▶ EXERCISE
Go through the material and write it all out exactly, minus the pictures.

▶ DATA ENTRIES
-=-=-=-=-

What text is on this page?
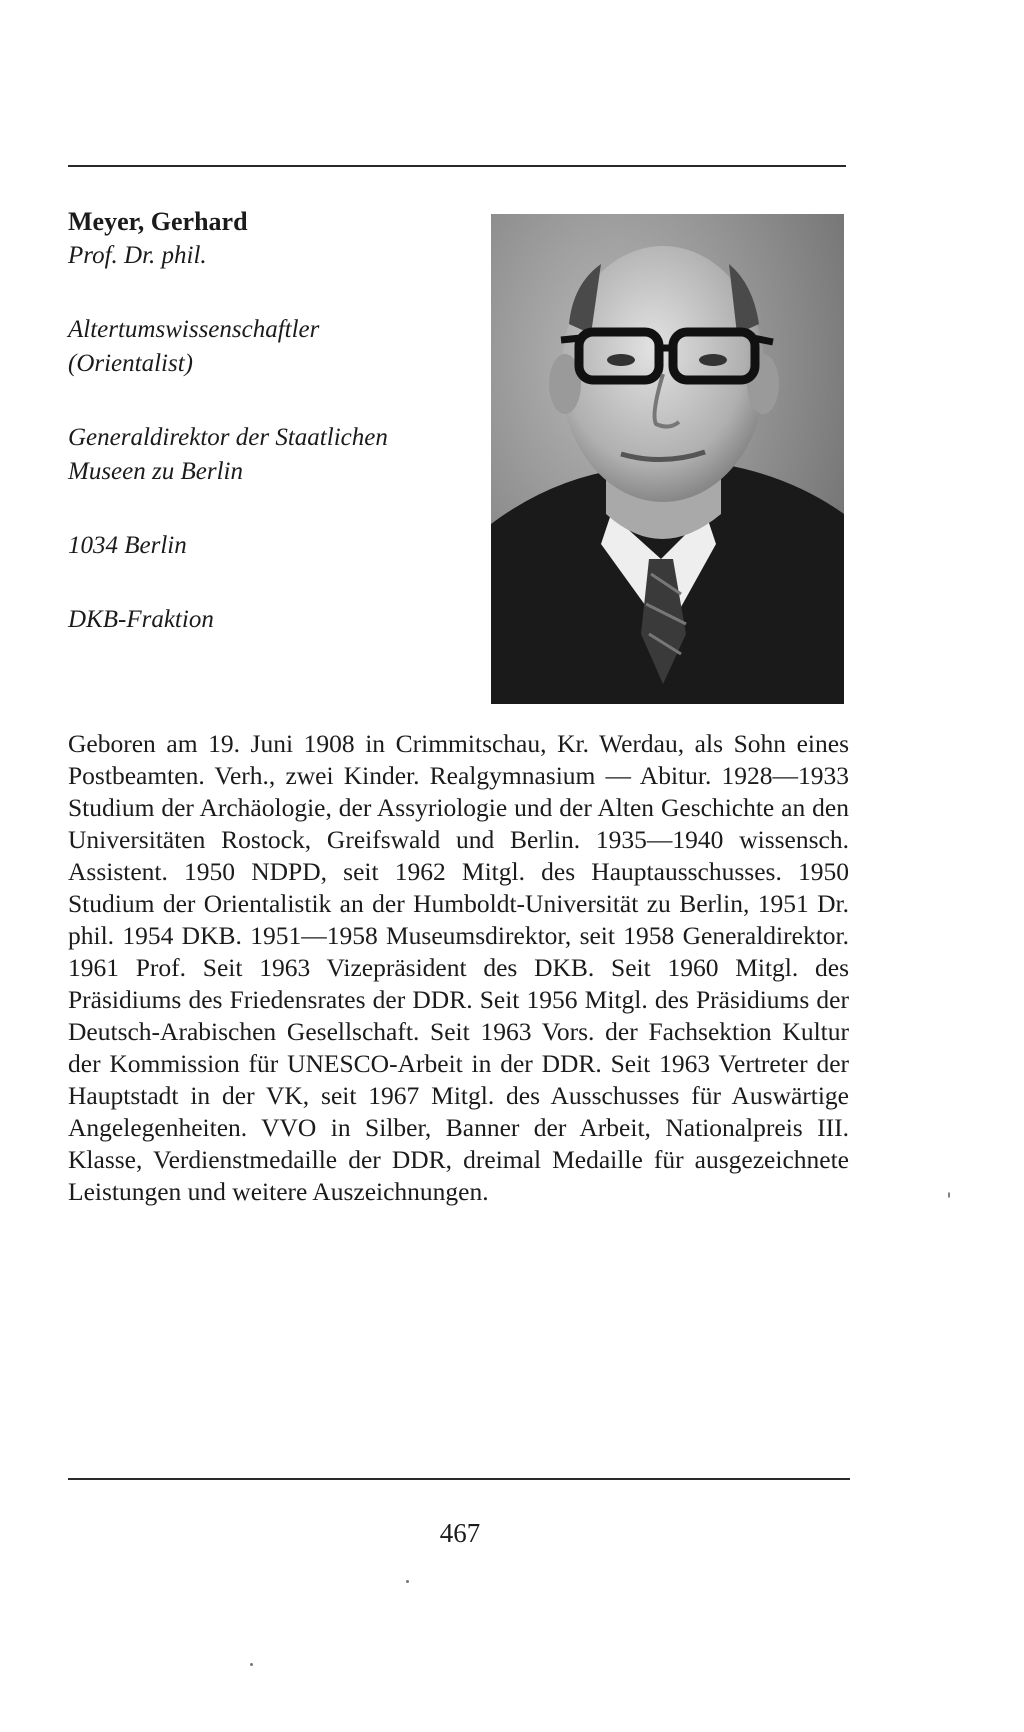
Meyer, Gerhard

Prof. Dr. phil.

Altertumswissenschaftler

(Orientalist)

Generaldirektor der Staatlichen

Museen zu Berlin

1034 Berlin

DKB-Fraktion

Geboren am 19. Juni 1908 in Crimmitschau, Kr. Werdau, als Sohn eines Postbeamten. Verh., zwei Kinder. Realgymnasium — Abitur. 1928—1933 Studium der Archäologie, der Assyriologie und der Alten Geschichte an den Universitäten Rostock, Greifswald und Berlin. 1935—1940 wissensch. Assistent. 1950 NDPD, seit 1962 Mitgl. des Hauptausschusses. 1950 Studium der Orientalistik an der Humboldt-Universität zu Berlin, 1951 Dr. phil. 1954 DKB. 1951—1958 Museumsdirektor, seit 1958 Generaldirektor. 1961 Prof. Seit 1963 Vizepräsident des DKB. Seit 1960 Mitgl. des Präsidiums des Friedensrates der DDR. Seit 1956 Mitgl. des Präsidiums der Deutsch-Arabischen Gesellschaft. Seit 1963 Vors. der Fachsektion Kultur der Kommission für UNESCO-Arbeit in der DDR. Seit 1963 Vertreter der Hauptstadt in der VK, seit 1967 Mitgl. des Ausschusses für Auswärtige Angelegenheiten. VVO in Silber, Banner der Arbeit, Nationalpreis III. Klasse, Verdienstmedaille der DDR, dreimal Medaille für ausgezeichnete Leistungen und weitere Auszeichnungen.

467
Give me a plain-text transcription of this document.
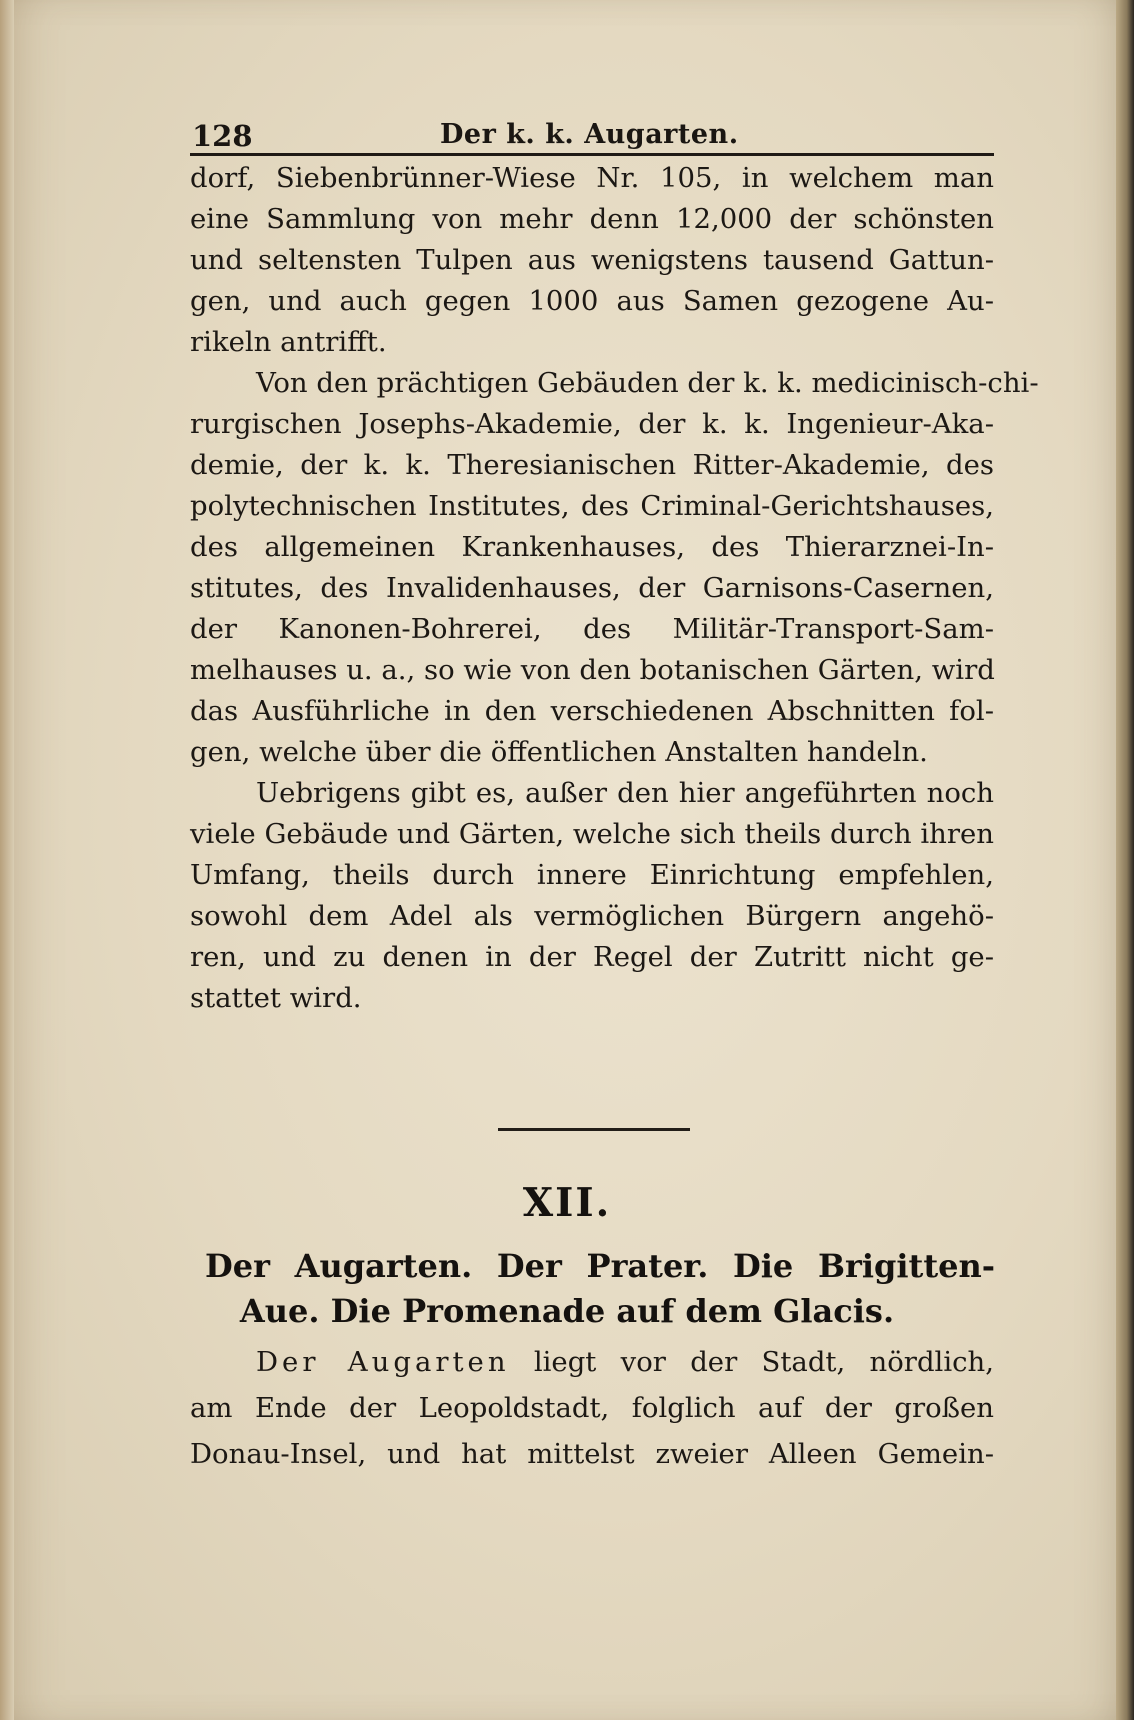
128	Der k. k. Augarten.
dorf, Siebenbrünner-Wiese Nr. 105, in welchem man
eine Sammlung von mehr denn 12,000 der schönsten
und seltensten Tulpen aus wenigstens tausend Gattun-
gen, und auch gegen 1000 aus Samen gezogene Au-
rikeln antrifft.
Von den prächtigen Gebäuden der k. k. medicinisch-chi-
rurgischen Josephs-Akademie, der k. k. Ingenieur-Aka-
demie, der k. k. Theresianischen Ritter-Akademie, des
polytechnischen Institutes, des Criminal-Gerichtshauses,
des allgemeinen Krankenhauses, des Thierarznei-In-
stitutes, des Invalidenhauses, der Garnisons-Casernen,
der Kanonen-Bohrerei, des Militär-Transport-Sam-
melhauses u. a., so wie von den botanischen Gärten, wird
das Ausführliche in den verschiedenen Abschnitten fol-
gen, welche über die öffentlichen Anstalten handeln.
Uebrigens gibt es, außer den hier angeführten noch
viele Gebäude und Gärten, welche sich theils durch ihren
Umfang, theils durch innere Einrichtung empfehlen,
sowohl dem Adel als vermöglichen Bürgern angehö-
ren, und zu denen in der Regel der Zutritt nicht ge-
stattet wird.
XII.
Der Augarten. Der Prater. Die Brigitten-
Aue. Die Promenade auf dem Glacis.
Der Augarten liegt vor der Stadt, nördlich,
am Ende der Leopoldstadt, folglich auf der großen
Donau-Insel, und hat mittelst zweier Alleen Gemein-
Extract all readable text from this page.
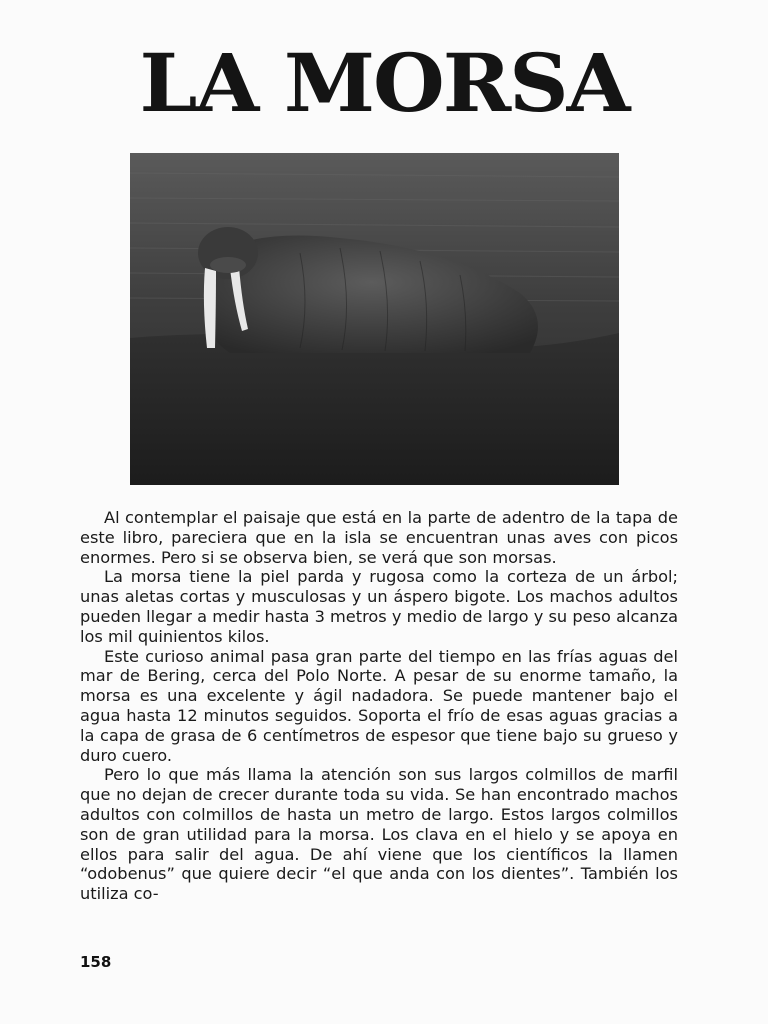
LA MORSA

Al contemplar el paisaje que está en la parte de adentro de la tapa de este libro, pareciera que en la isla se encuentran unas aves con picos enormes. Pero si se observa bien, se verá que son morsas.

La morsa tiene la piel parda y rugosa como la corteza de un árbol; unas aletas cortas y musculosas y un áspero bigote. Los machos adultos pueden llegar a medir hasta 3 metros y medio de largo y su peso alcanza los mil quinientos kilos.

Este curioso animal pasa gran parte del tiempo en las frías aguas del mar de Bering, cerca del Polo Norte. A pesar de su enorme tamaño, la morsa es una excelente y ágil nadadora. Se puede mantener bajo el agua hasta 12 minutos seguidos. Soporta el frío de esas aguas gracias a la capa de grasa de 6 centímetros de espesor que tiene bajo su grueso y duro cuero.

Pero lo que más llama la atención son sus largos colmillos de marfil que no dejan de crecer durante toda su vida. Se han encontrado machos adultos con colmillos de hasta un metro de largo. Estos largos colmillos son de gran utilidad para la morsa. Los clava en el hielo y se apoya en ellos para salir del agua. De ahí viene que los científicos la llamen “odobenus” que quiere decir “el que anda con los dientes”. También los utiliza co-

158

-=-=-=-=-

▶ REPLY
What text is on this page?
Meyer, Gerhard

Prof. Dr. phil.

Altertumswissenschaftler

(Orientalist)

Generaldirektor der Staatlichen

Museen zu Berlin

1034 Berlin

DKB-Fraktion

Geboren am 19. Juni 1908 in Crimmitschau, Kr. Werdau, als Sohn eines Postbeamten. Verh., zwei Kinder. Realgymnasium — Abitur. 1928—1933 Studium der Archäologie, der Assyriologie und der Alten Geschichte an den Universitäten Rostock, Greifswald und Berlin. 1935—1940 wissensch. Assistent. 1950 NDPD, seit 1962 Mitgl. des Hauptausschusses. 1950 Studium der Orientalistik an der Humboldt-Universität zu Berlin, 1951 Dr. phil. 1954 DKB. 1951—1958 Museumsdirektor, seit 1958 Generaldirektor. 1961 Prof. Seit 1963 Vizepräsident des DKB. Seit 1960 Mitgl. des Präsidiums des Friedensrates der DDR. Seit 1956 Mitgl. des Präsidiums der Deutsch-Arabischen Gesellschaft. Seit 1963 Vors. der Fachsektion Kultur der Kommission für UNESCO-Arbeit in der DDR. Seit 1963 Vertreter der Hauptstadt in der VK, seit 1967 Mitgl. des Ausschusses für Auswärtige Angelegenheiten. VVO in Silber, Banner der Arbeit, Nationalpreis III. Klasse, Verdienstmedaille der DDR, dreimal Medaille für ausgezeichnete Leistungen und weitere Auszeichnungen.

467
Give me a plain-text transcription of this document.
128	Der k. k. Augarten.
dorf, Siebenbrünner-Wiese Nr. 105, in welchem man
eine Sammlung von mehr denn 12,000 der schönsten
und seltensten Tulpen aus wenigstens tausend Gattun-
gen, und auch gegen 1000 aus Samen gezogene Au-
rikeln antrifft.
Von den prächtigen Gebäuden der k. k. medicinisch-chi-
rurgischen Josephs-Akademie, der k. k. Ingenieur-Aka-
demie, der k. k. Theresianischen Ritter-Akademie, des
polytechnischen Institutes, des Criminal-Gerichtshauses,
des allgemeinen Krankenhauses, des Thierarznei-In-
stitutes, des Invalidenhauses, der Garnisons-Casernen,
der Kanonen-Bohrerei, des Militär-Transport-Sam-
melhauses u. a., so wie von den botanischen Gärten, wird
das Ausführliche in den verschiedenen Abschnitten fol-
gen, welche über die öffentlichen Anstalten handeln.
Uebrigens gibt es, außer den hier angeführten noch
viele Gebäude und Gärten, welche sich theils durch ihren
Umfang, theils durch innere Einrichtung empfehlen,
sowohl dem Adel als vermöglichen Bürgern angehö-
ren, und zu denen in der Regel der Zutritt nicht ge-
stattet wird.
XII.
Der Augarten. Der Prater. Die Brigitten-
Aue. Die Promenade auf dem Glacis.
Der Augarten liegt vor der Stadt, nördlich,
am Ende der Leopoldstadt, folglich auf der großen
Donau-Insel, und hat mittelst zweier Alleen Gemein-
Extract all readable text from this page.
LA MORSA

Al contemplar el paisaje que está en la parte de adentro de la tapa de este libro, pareciera que en la isla se encuentran unas aves con picos enormes. Pero si se observa bien, se verá que son morsas.

La morsa tiene la piel parda y rugosa como la corteza de un árbol; unas aletas cortas y musculosas y un áspero bigote. Los machos adultos pueden llegar a medir hasta 3 metros y medio de largo y su peso alcanza los mil quinientos kilos.

Este curioso animal pasa gran parte del tiempo en las frías aguas del mar de Bering, cerca del Polo Norte. A pesar de su enorme tamaño, la morsa es una excelente y ágil nadadora. Se puede mantener bajo el agua hasta 12 minutos seguidos. Soporta el frío de esas aguas gracias a la capa de grasa de 6 centímetros de espesor que tiene bajo su grueso y duro cuero.

Pero lo que más llama la atención son sus largos colmillos de marfil que no dejan de crecer durante toda su vida. Se han encontrado machos adultos con colmillos de hasta un metro de largo. Estos largos colmillos son de gran utilidad para la morsa. Los clava en el hielo y se apoya en ellos para salir del agua. De ahí viene que los científicos la llamen “odobenus” que quiere decir “el que anda con los dientes”. También los utiliza co-

158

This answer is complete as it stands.